▶ **TASK MATERIAL**
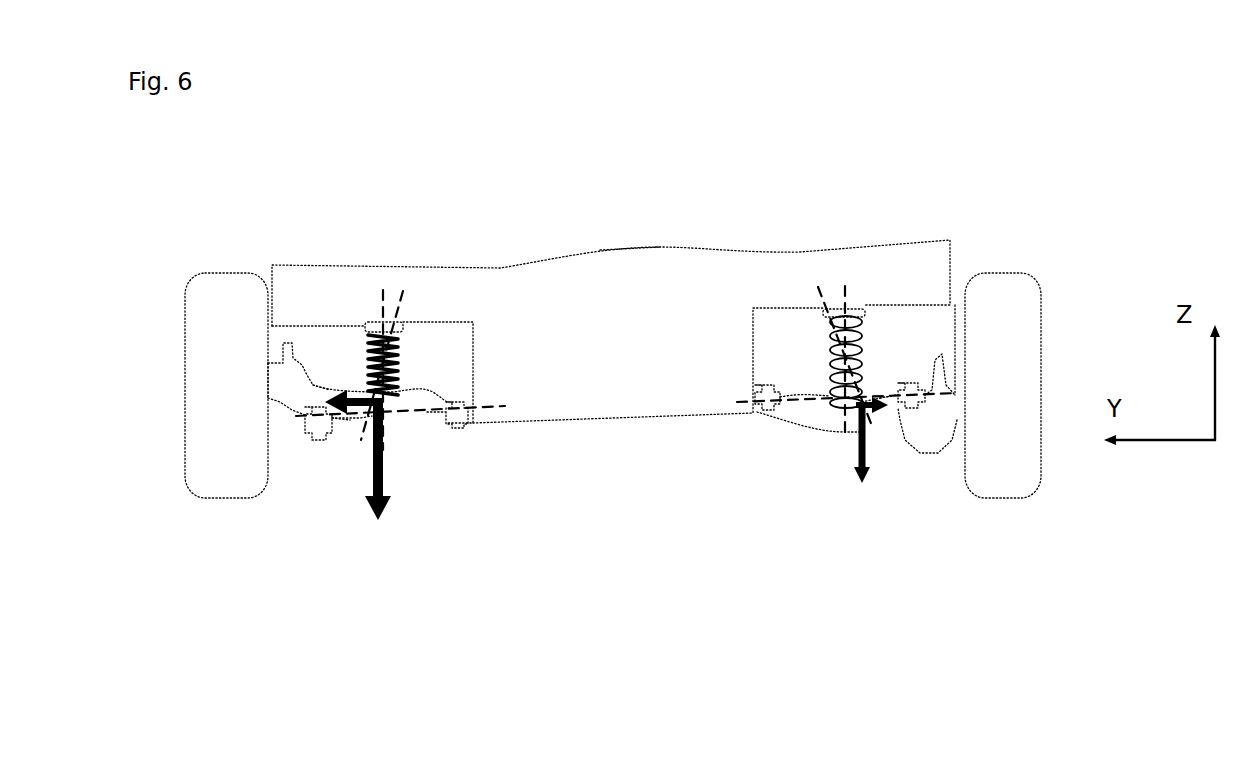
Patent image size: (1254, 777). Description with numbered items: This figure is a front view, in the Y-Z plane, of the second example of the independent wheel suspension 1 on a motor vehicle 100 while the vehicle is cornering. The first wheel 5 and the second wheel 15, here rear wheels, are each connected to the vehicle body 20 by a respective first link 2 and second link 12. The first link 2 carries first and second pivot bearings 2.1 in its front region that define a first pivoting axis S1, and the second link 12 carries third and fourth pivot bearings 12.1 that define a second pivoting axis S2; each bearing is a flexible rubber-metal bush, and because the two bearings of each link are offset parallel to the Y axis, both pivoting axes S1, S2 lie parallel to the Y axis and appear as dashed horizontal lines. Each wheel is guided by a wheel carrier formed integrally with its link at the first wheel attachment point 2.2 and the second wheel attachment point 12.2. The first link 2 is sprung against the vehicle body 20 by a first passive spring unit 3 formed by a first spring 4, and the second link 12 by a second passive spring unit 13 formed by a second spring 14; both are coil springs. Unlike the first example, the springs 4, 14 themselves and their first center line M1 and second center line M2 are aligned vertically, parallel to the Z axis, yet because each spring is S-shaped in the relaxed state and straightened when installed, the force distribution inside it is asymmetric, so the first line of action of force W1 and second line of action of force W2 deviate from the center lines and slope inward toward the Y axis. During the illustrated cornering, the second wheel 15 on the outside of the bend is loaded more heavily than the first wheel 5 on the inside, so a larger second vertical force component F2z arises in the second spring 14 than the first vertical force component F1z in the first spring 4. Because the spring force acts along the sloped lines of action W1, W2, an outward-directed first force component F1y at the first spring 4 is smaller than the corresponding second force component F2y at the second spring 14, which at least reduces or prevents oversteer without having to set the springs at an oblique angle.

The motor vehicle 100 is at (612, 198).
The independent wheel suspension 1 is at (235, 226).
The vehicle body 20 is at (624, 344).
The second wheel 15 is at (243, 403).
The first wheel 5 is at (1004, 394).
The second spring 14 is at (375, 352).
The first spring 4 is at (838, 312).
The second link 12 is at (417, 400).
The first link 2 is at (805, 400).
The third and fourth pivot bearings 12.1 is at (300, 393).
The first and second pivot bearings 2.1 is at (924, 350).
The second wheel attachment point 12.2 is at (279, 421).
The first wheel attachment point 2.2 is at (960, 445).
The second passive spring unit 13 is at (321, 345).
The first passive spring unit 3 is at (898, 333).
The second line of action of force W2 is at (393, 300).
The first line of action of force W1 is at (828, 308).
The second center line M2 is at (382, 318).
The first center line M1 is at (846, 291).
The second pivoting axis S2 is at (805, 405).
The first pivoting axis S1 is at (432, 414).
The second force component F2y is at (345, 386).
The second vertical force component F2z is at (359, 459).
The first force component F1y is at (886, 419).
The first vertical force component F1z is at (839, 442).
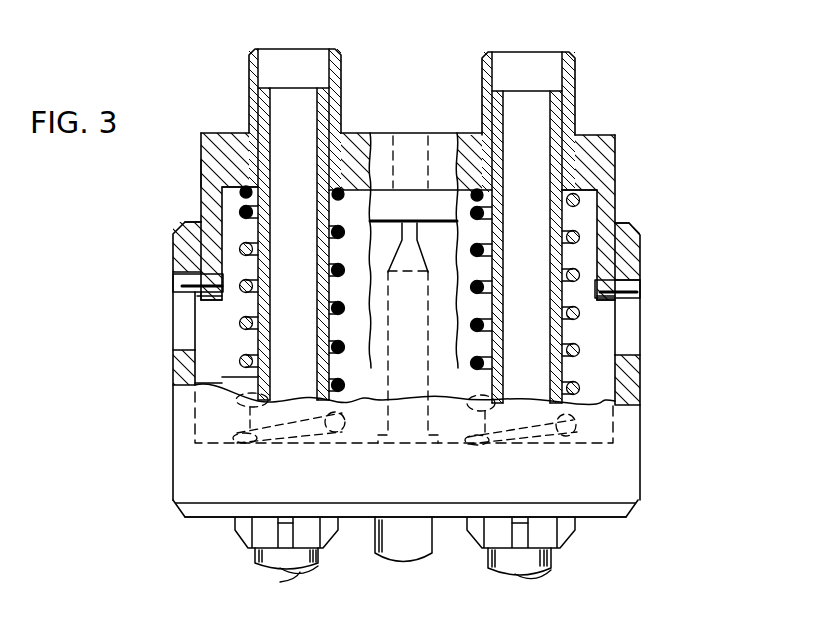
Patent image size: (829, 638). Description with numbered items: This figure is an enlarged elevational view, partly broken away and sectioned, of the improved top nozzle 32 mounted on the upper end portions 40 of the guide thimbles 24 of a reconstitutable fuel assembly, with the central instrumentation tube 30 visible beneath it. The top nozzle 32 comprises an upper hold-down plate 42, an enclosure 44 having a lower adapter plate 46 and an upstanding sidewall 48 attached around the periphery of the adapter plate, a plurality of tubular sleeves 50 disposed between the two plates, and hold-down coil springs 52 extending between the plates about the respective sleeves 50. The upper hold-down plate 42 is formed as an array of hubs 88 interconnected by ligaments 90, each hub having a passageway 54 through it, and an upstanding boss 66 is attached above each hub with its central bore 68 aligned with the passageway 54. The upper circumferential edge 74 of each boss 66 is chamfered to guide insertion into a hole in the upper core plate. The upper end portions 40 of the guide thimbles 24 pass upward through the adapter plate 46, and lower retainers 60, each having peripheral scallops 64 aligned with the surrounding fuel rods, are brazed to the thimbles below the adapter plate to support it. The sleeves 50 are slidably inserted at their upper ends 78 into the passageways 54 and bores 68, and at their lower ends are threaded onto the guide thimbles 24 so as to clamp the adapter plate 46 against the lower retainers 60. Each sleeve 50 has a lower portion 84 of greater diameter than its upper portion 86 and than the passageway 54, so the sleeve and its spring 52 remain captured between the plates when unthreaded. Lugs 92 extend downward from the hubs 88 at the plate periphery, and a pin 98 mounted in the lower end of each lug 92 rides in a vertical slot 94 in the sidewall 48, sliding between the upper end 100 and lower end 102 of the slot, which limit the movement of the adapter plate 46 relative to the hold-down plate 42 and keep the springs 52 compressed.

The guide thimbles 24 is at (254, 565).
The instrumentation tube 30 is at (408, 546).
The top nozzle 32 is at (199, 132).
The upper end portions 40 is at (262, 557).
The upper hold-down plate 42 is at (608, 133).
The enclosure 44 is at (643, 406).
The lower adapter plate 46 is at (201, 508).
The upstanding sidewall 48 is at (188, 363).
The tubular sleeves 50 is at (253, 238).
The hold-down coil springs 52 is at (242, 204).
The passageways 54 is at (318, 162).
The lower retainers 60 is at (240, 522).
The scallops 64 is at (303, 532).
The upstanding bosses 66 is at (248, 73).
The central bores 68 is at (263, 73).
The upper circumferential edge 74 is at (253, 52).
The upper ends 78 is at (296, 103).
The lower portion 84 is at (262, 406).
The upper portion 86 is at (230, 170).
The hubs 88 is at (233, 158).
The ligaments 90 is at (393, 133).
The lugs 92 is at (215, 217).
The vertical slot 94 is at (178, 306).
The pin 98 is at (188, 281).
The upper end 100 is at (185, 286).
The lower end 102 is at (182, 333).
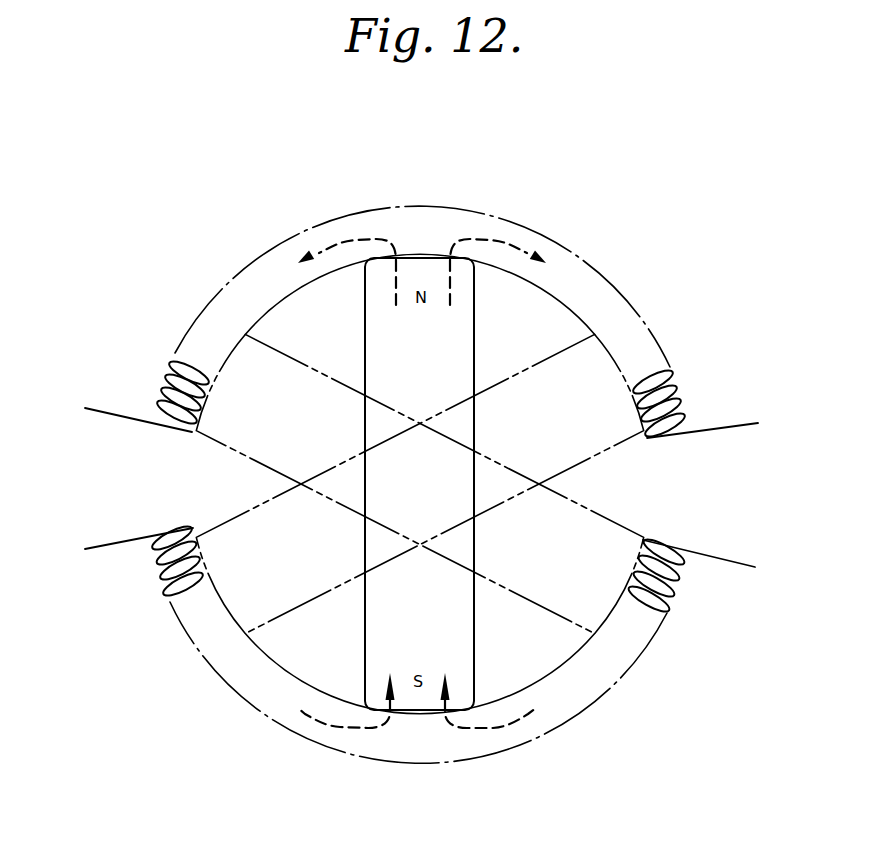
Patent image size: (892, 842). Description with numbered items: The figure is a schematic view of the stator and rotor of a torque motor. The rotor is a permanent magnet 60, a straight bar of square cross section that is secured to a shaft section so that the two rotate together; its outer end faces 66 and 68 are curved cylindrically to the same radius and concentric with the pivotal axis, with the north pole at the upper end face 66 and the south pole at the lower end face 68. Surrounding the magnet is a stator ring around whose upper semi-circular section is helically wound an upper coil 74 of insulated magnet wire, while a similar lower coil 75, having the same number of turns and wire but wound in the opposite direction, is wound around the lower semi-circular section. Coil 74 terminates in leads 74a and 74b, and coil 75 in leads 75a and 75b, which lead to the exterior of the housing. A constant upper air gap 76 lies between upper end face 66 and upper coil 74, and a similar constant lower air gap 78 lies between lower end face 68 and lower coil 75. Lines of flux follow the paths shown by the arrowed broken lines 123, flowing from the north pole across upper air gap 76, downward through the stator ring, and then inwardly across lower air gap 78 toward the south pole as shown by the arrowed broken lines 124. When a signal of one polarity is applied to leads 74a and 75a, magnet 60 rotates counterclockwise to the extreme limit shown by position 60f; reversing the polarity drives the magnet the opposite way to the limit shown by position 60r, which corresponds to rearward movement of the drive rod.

▶ **EXERCISE GOAL**
Reproduce each of the records above verbatim, omitting the pictures.

▶ **WRITTEN ANSWER**
Patent image size: (1254, 777). Description with numbered items: This figure is a front view, in the Y-Z plane, of the second example of the independent wheel suspension 1 on a motor vehicle 100 while the vehicle is cornering. The first wheel 5 and the second wheel 15, here rear wheels, are each connected to the vehicle body 20 by a respective first link 2 and second link 12. The first link 2 carries first and second pivot bearings 2.1 in its front region that define a first pivoting axis S1, and the second link 12 carries third and fourth pivot bearings 12.1 that define a second pivoting axis S2; each bearing is a flexible rubber-metal bush, and because the two bearings of each link are offset parallel to the Y axis, both pivoting axes S1, S2 lie parallel to the Y axis and appear as dashed horizontal lines. Each wheel is guided by a wheel carrier formed integrally with its link at the first wheel attachment point 2.2 and the second wheel attachment point 12.2. The first link 2 is sprung against the vehicle body 20 by a first passive spring unit 3 formed by a first spring 4, and the second link 12 by a second passive spring unit 13 formed by a second spring 14; both are coil springs. Unlike the first example, the springs 4, 14 themselves and their first center line M1 and second center line M2 are aligned vertically, parallel to the Z axis, yet because each spring is S-shaped in the relaxed state and straightened when installed, the force distribution inside it is asymmetric, so the first line of action of force W1 and second line of action of force W2 deviate from the center lines and slope inward toward the Y axis. During the illustrated cornering, the second wheel 15 on the outside of the bend is loaded more heavily than the first wheel 5 on the inside, so a larger second vertical force component F2z arises in the second spring 14 than the first vertical force component F1z in the first spring 4. Because the spring force acts along the sloped lines of action W1, W2, an outward-directed first force component F1y at the first spring 4 is smaller than the corresponding second force component F2y at the second spring 14, which at least reduces or prevents oversteer without having to set the springs at an oblique angle.

The motor vehicle 100 is at (612, 198).
The independent wheel suspension 1 is at (235, 226).
The vehicle body 20 is at (624, 344).
The second wheel 15 is at (243, 403).
The first wheel 5 is at (1004, 394).
The second spring 14 is at (375, 352).
The first spring 4 is at (838, 312).
The second link 12 is at (417, 400).
The first link 2 is at (805, 400).
The third and fourth pivot bearings 12.1 is at (300, 393).
The first and second pivot bearings 2.1 is at (924, 350).
The second wheel attachment point 12.2 is at (279, 421).
The first wheel attachment point 2.2 is at (960, 445).
The second passive spring unit 13 is at (321, 345).
The first passive spring unit 3 is at (898, 333).
The second line of action of force W2 is at (393, 300).
The first line of action of force W1 is at (828, 308).
The second center line M2 is at (382, 318).
The first center line M1 is at (846, 291).
The second pivoting axis S2 is at (805, 405).
The first pivoting axis S1 is at (432, 414).
The second force component F2y is at (345, 386).
The second vertical force component F2z is at (359, 459).
The first force component F1y is at (886, 419).
The first vertical force component F1z is at (839, 442).
Patent image size: (829, 638). Description with numbered items: This figure is an enlarged elevational view, partly broken away and sectioned, of the improved top nozzle 32 mounted on the upper end portions 40 of the guide thimbles 24 of a reconstitutable fuel assembly, with the central instrumentation tube 30 visible beneath it. The top nozzle 32 comprises an upper hold-down plate 42, an enclosure 44 having a lower adapter plate 46 and an upstanding sidewall 48 attached around the periphery of the adapter plate, a plurality of tubular sleeves 50 disposed between the two plates, and hold-down coil springs 52 extending between the plates about the respective sleeves 50. The upper hold-down plate 42 is formed as an array of hubs 88 interconnected by ligaments 90, each hub having a passageway 54 through it, and an upstanding boss 66 is attached above each hub with its central bore 68 aligned with the passageway 54. The upper circumferential edge 74 of each boss 66 is chamfered to guide insertion into a hole in the upper core plate. The upper end portions 40 of the guide thimbles 24 pass upward through the adapter plate 46, and lower retainers 60, each having peripheral scallops 64 aligned with the surrounding fuel rods, are brazed to the thimbles below the adapter plate to support it. The sleeves 50 are slidably inserted at their upper ends 78 into the passageways 54 and bores 68, and at their lower ends are threaded onto the guide thimbles 24 so as to clamp the adapter plate 46 against the lower retainers 60. Each sleeve 50 has a lower portion 84 of greater diameter than its upper portion 86 and than the passageway 54, so the sleeve and its spring 52 remain captured between the plates when unthreaded. Lugs 92 extend downward from the hubs 88 at the plate periphery, and a pin 98 mounted in the lower end of each lug 92 rides in a vertical slot 94 in the sidewall 48, sliding between the upper end 100 and lower end 102 of the slot, which limit the movement of the adapter plate 46 relative to the hold-down plate 42 and keep the springs 52 compressed.

The guide thimbles 24 is at (254, 565).
The instrumentation tube 30 is at (408, 546).
The top nozzle 32 is at (199, 132).
The upper end portions 40 is at (262, 557).
The upper hold-down plate 42 is at (608, 133).
The enclosure 44 is at (643, 406).
The lower adapter plate 46 is at (201, 508).
The upstanding sidewall 48 is at (188, 363).
The tubular sleeves 50 is at (253, 238).
The hold-down coil springs 52 is at (242, 204).
The passageways 54 is at (318, 162).
The lower retainers 60 is at (240, 522).
The scallops 64 is at (303, 532).
The upstanding bosses 66 is at (248, 73).
The central bores 68 is at (263, 73).
The upper circumferential edge 74 is at (253, 52).
The upper ends 78 is at (296, 103).
The lower portion 84 is at (262, 406).
The upper portion 86 is at (230, 170).
The hubs 88 is at (233, 158).
The ligaments 90 is at (393, 133).
The lugs 92 is at (215, 217).
The vertical slot 94 is at (178, 306).
The pin 98 is at (188, 281).
The upper end 100 is at (185, 286).
The lower end 102 is at (182, 333).
Patent image size: (892, 842). Description with numbered items: The figure is a schematic view of the stator and rotor of a torque motor. The rotor is a permanent magnet 60, a straight bar of square cross section that is secured to a shaft section so that the two rotate together; its outer end faces 66 and 68 are curved cylindrically to the same radius and concentric with the pivotal axis, with the north pole at the upper end face 66 and the south pole at the lower end face 68. Surrounding the magnet is a stator ring around whose upper semi-circular section is helically wound an upper coil 74 of insulated magnet wire, while a similar lower coil 75, having the same number of turns and wire but wound in the opposite direction, is wound around the lower semi-circular section. Coil 74 terminates in leads 74a and 74b, and coil 75 in leads 75a and 75b, which lead to the exterior of the housing. A constant upper air gap 76 lies between upper end face 66 and upper coil 74, and a similar constant lower air gap 78 lies between lower end face 68 and lower coil 75. Lines of flux follow the paths shown by the arrowed broken lines 123, flowing from the north pole across upper air gap 76, downward through the stator ring, and then inwardly across lower air gap 78 toward the south pole as shown by the arrowed broken lines 124. When a signal of one polarity is applied to leads 74a and 75a, magnet 60 rotates counterclockwise to the extreme limit shown by position 60f; reversing the polarity drives the magnet the opposite way to the limit shown by position 60r, which corresponds to rearward movement of the drive rod.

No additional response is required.